--- DOCUMENT EXTRACT ---

— BEGIN —

I had no idea you had a past history of animosity with Scott. I sort-of guessed that you did. Wow, you're pretty bitter about it.

 

I said it is "laughable" to suggest that your method is SAFER to find a good deal for the average "tourist" buyer. Not that the method isn't handled by experienced people. I already told you that I agree that retaining a good attorney and learning values on your own can work for some people. Just not the ones who have limited time.

 

When I say I look at New listings everyday - I mean a Tico seller calls our company to list their property for sale. In the last few months the majority of those listings have been grossly overpriced. It would be very difficult to find the true values of property in 1-2 week property search. Honest agents list properties for exactly what the seller tells them to list it at. How does that fit your "inflated price" model when using realtors?

 

Much mud has been thrown around on this post at realtors. There are honest and dishonest people in every profession. Those of us who service our customers with integrity somehow get thrown in with the rest. I have heard as many bad lawyer stories, scams etc.. happening while trying to avoid using a realtor, as I've heard about dishonest agents.

— END —

--- RAW DATA ---
— BEGIN —

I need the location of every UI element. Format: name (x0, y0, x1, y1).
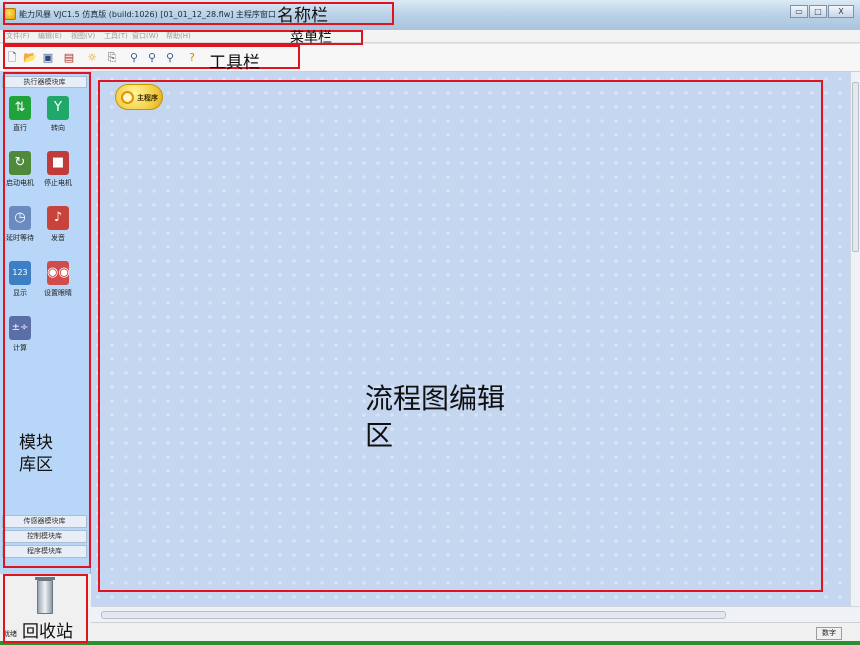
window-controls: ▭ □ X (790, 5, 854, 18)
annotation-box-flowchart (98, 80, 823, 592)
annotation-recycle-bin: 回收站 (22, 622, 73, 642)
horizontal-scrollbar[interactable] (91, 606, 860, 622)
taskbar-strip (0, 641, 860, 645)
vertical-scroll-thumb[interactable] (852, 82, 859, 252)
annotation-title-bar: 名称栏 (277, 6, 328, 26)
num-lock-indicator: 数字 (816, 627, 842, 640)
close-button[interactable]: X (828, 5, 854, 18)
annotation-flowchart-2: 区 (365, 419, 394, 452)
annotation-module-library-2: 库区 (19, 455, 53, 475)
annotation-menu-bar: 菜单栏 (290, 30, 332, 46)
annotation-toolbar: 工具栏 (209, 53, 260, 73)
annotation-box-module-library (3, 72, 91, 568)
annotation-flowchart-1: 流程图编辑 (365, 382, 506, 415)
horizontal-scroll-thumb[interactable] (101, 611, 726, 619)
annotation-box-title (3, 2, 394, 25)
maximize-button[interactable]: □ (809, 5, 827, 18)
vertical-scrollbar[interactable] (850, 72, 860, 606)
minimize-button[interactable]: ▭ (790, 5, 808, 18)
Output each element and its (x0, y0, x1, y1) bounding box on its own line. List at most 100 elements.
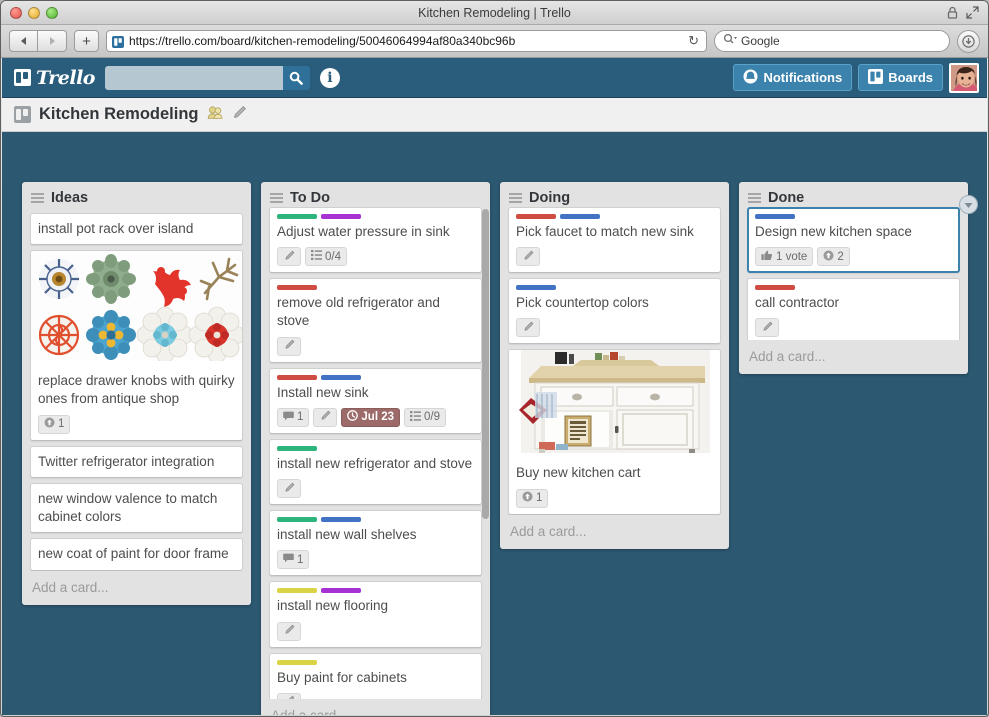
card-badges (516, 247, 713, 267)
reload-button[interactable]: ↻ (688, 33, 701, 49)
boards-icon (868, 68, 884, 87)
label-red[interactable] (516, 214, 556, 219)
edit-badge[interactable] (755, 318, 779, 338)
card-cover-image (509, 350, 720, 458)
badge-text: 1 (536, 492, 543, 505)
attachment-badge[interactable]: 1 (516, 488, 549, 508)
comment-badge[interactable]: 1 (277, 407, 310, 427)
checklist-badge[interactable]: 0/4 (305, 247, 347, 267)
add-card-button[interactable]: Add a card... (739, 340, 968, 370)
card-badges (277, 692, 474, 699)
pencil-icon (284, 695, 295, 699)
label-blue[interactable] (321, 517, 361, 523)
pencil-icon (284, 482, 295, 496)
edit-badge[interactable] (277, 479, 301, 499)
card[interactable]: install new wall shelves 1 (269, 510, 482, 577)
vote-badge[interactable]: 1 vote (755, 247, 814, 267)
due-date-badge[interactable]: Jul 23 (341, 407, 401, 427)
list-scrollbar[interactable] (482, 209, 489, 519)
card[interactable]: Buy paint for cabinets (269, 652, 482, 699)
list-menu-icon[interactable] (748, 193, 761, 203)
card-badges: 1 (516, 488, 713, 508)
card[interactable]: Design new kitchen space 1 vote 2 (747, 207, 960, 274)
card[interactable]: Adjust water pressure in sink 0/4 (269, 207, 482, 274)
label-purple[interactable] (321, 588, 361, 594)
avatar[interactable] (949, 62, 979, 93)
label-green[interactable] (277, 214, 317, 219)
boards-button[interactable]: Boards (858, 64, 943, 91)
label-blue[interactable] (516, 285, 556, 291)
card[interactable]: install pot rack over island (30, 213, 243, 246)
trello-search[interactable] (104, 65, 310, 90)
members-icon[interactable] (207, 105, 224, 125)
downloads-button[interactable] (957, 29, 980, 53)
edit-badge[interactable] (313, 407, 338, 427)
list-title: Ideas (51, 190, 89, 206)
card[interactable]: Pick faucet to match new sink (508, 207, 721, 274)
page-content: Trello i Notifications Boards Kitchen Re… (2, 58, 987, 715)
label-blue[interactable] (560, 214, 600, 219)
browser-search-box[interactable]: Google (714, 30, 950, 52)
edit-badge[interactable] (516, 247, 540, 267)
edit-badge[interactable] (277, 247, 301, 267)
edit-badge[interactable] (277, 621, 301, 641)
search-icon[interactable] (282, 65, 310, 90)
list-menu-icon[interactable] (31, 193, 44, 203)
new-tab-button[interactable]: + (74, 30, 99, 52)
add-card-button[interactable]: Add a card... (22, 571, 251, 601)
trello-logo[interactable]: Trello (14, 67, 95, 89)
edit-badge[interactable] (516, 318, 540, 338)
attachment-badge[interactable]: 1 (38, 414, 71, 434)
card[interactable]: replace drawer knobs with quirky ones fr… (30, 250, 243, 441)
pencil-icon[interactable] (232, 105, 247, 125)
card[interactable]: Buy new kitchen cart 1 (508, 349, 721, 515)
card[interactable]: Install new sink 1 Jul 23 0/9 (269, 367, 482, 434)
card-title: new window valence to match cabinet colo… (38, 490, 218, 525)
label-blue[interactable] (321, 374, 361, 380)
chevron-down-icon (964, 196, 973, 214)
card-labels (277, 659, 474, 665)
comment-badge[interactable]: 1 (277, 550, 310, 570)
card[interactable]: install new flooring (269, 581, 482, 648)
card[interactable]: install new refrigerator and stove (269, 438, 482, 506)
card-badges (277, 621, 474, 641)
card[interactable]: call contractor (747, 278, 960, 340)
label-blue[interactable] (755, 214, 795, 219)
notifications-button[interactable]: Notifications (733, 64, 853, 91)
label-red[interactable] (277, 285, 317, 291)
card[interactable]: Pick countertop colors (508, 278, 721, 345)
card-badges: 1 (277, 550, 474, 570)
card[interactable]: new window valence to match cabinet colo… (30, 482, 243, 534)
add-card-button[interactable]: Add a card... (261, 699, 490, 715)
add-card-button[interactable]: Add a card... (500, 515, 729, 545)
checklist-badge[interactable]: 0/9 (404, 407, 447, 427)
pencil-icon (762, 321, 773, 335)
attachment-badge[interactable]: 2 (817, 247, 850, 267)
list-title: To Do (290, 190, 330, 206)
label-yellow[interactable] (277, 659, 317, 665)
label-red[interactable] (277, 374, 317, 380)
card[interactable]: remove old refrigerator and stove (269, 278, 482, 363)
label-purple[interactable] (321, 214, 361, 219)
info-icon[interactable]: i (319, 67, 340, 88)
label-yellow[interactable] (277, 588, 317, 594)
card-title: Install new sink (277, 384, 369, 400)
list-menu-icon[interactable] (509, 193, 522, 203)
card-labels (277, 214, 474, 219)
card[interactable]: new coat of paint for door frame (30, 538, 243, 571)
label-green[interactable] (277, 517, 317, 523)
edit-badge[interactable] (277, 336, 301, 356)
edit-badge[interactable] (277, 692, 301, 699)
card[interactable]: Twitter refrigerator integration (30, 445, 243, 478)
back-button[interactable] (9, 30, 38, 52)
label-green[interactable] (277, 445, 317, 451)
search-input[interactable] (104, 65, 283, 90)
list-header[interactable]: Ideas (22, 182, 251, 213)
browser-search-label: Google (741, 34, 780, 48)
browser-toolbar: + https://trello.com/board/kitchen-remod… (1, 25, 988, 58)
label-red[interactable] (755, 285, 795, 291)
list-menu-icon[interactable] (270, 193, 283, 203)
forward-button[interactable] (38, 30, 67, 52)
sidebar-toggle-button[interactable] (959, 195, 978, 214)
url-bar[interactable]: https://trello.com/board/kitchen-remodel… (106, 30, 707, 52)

— END —
— BEGIN —

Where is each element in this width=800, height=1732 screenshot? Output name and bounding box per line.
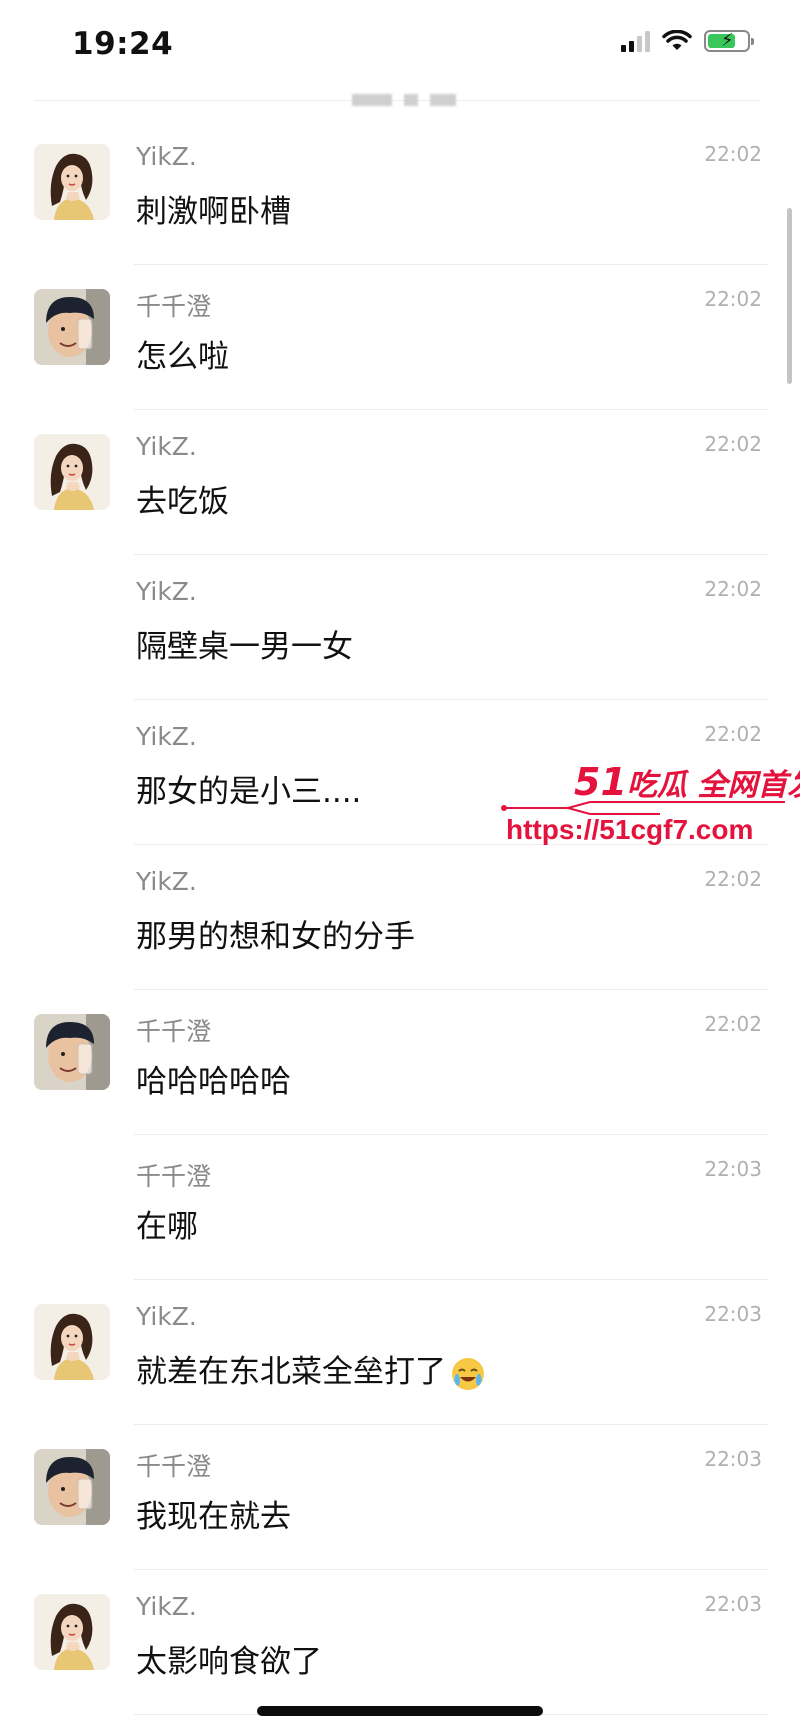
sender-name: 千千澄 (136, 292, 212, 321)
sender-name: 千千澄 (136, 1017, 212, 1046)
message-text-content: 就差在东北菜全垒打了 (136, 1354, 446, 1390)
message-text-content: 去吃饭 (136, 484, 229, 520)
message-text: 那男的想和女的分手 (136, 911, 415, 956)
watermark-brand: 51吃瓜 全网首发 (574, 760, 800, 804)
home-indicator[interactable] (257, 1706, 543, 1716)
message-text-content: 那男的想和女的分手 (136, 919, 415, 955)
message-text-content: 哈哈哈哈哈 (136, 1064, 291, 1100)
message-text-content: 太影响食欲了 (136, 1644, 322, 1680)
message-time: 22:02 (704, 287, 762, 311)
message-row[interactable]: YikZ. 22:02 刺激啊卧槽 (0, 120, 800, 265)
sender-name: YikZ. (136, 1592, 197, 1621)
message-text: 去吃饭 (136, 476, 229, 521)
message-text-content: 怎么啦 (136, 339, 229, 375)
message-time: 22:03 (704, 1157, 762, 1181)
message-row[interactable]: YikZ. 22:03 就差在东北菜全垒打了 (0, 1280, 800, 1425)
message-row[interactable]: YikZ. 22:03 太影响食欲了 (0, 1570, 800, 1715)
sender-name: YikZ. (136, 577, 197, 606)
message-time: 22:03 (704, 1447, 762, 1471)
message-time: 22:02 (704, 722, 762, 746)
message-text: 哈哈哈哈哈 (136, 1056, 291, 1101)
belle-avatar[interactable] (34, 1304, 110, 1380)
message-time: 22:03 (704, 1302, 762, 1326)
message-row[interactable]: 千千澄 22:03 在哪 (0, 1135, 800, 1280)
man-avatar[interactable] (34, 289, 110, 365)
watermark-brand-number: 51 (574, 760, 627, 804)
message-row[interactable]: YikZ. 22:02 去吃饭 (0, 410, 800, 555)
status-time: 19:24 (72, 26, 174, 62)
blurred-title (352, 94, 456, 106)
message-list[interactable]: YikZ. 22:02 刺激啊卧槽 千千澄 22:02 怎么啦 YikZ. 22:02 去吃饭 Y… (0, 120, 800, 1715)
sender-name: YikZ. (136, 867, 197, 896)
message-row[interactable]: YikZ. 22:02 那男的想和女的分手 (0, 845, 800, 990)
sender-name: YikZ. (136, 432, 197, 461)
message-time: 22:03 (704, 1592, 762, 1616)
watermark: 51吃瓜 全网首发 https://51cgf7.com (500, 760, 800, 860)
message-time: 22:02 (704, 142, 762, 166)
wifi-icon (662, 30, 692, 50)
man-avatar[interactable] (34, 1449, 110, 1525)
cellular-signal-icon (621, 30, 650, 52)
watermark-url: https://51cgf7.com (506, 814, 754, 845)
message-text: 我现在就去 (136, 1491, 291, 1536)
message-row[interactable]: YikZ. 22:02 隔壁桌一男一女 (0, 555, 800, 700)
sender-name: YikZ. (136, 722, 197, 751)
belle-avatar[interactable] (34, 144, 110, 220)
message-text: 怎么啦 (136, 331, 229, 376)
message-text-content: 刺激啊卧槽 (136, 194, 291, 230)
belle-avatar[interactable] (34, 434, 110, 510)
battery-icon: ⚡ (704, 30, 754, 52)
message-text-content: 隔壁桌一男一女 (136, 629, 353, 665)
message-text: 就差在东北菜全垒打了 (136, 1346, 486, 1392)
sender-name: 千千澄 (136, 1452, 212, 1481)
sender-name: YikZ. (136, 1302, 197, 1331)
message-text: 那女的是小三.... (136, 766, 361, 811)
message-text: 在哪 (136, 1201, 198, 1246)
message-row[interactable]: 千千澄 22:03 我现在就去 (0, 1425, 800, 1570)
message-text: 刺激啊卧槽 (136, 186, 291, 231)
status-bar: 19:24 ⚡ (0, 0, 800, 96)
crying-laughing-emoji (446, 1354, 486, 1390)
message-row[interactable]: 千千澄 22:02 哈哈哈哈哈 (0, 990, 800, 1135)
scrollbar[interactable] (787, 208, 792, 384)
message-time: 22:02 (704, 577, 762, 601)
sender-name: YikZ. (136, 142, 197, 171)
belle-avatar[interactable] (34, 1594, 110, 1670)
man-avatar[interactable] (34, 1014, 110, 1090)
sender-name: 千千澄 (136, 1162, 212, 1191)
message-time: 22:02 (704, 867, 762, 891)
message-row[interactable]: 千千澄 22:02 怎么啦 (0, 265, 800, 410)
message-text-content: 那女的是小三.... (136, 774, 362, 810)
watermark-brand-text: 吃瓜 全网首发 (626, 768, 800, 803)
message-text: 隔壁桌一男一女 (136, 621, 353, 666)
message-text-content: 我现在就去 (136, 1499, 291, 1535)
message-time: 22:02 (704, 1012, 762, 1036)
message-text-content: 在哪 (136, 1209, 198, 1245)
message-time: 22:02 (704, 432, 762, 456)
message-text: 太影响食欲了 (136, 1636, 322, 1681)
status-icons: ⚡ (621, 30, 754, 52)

— END —
— BEGIN —

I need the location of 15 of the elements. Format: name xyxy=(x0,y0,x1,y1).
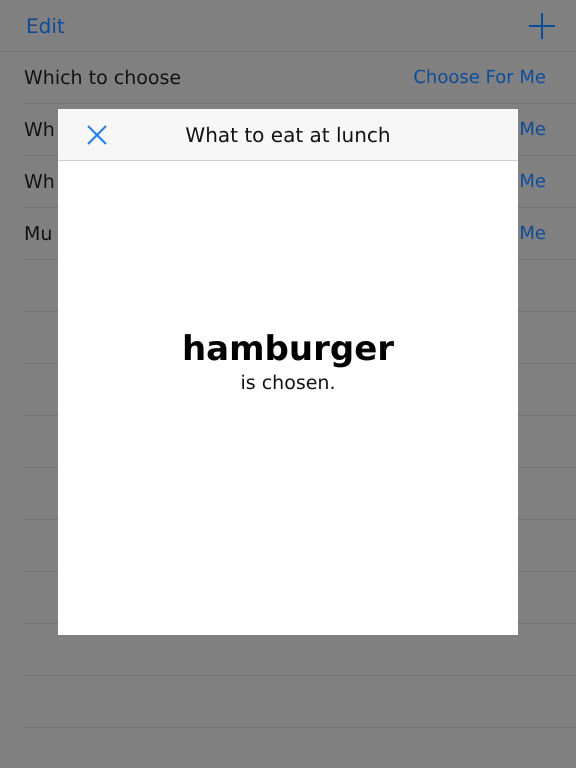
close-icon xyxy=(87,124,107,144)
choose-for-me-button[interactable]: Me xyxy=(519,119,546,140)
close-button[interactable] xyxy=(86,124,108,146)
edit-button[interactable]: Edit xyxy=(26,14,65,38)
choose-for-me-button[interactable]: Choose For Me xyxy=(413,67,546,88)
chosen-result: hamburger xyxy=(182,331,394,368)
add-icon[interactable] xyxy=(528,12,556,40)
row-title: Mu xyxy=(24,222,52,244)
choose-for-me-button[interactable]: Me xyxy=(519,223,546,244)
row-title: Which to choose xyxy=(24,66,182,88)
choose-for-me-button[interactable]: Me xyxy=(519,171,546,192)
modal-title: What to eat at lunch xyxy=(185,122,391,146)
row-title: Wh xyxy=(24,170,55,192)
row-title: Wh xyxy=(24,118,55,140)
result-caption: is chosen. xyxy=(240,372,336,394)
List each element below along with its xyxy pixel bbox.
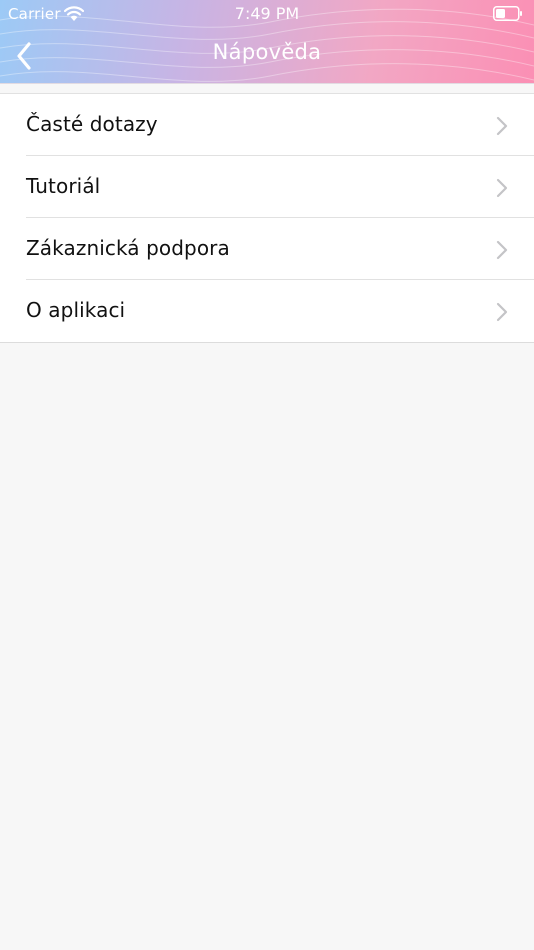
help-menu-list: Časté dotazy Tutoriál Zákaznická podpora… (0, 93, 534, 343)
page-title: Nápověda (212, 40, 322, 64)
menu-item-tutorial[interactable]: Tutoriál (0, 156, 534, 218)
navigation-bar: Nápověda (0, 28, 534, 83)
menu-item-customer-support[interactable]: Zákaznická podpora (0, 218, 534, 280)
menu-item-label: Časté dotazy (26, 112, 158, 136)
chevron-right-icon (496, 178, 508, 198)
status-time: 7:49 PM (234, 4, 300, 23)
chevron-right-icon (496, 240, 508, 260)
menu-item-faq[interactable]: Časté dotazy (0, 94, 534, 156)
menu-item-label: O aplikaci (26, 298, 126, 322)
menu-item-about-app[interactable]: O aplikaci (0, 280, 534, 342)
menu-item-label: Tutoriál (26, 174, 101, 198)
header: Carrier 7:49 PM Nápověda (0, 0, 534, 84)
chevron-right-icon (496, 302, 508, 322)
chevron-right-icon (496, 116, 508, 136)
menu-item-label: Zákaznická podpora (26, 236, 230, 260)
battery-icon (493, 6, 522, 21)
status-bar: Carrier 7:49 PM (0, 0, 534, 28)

— END —

--- EXERCISE AIM ---
Continue the forum reply above about realtors and buyers looking for property, starting right after its last sentence.

--- EXERCISE OUTPUT ---
 

Here is my opinion: A vacationer/foreign retiree is more educated after buying Scott's book - not less. With limited time to search they are better off retaining a HIGHLY recommended agent to help them find, purchase, protect, and befriend. They will save time, money, and headaches The client will find a home that is priced the same as if the Tico taxi driver showed it to them and maybe LESS!

 

I'm sorry you do not like Scott Oliver or his book. Yes his book is not perfect, but at least he has put his reputation on the line to try to educate potential buyers. I suppose that Scott and I must think alike: when someone likes to criticize other people and then hide behind an alias, they seem disingenuous.

 

Kahuna is the resident "know-it-all" on ARCR. We must not criticize or disagree with him. For he is the big Kahuna.